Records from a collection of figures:
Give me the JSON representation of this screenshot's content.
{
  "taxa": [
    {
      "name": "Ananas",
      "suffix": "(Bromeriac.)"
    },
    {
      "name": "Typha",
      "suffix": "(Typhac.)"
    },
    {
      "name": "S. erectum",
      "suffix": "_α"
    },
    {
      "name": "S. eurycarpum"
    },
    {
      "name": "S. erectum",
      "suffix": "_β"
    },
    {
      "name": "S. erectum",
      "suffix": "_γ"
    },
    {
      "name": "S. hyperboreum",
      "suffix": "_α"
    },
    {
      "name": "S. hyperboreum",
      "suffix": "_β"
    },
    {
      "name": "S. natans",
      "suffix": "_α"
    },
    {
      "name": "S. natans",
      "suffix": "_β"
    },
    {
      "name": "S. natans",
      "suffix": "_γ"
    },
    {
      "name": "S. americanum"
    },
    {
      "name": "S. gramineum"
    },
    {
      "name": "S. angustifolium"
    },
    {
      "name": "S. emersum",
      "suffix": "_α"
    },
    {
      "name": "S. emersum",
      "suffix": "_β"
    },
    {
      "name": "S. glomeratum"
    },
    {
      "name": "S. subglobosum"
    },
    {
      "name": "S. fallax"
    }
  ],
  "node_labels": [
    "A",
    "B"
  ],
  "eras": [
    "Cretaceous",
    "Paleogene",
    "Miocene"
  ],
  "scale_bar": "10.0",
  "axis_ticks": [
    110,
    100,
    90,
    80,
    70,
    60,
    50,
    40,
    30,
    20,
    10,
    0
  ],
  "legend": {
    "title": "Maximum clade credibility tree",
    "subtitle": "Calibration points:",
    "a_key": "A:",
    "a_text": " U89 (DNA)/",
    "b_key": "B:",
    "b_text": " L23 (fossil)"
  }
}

#### Exercise prompt:
Reproduce each record exactly as it appears.

#### Answer:
Give me the JSON representation of this screenshot's content.
{
  "taxa": [
    {
      "name": "Ananas",
      "suffix": "(Bromeriac.)"
    },
    {
      "name": "Typha",
      "suffix": "(Typhac.)"
    },
    {
      "name": "S. erectum",
      "suffix": "_α"
    },
    {
      "name": "S. eurycarpum"
    },
    {
      "name": "S. erectum",
      "suffix": "_β"
    },
    {
      "name": "S. erectum",
      "suffix": "_γ"
    },
    {
      "name": "S. hyperboreum",
      "suffix": "_α"
    },
    {
      "name": "S. hyperboreum",
      "suffix": "_β"
    },
    {
      "name": "S. natans",
      "suffix": "_α"
    },
    {
      "name": "S. natans",
      "suffix": "_β"
    },
    {
      "name": "S. natans",
      "suffix": "_γ"
    },
    {
      "name": "S. americanum"
    },
    {
      "name": "S. gramineum"
    },
    {
      "name": "S. angustifolium"
    },
    {
      "name": "S. emersum",
      "suffix": "_α"
    },
    {
      "name": "S. emersum",
      "suffix": "_β"
    },
    {
      "name": "S. glomeratum"
    },
    {
      "name": "S. subglobosum"
    },
    {
      "name": "S. fallax"
    }
  ],
  "node_labels": [
    "A",
    "B"
  ],
  "eras": [
    "Cretaceous",
    "Paleogene",
    "Miocene"
  ],
  "scale_bar": "10.0",
  "axis_ticks": [
    110,
    100,
    90,
    80,
    70,
    60,
    50,
    40,
    30,
    20,
    10,
    0
  ],
  "legend": {
    "title": "Maximum clade credibility tree",
    "subtitle": "Calibration points:",
    "a_key": "A:",
    "a_text": " U89 (DNA)/",
    "b_key": "B:",
    "b_text": " L23 (fossil)"
  }
}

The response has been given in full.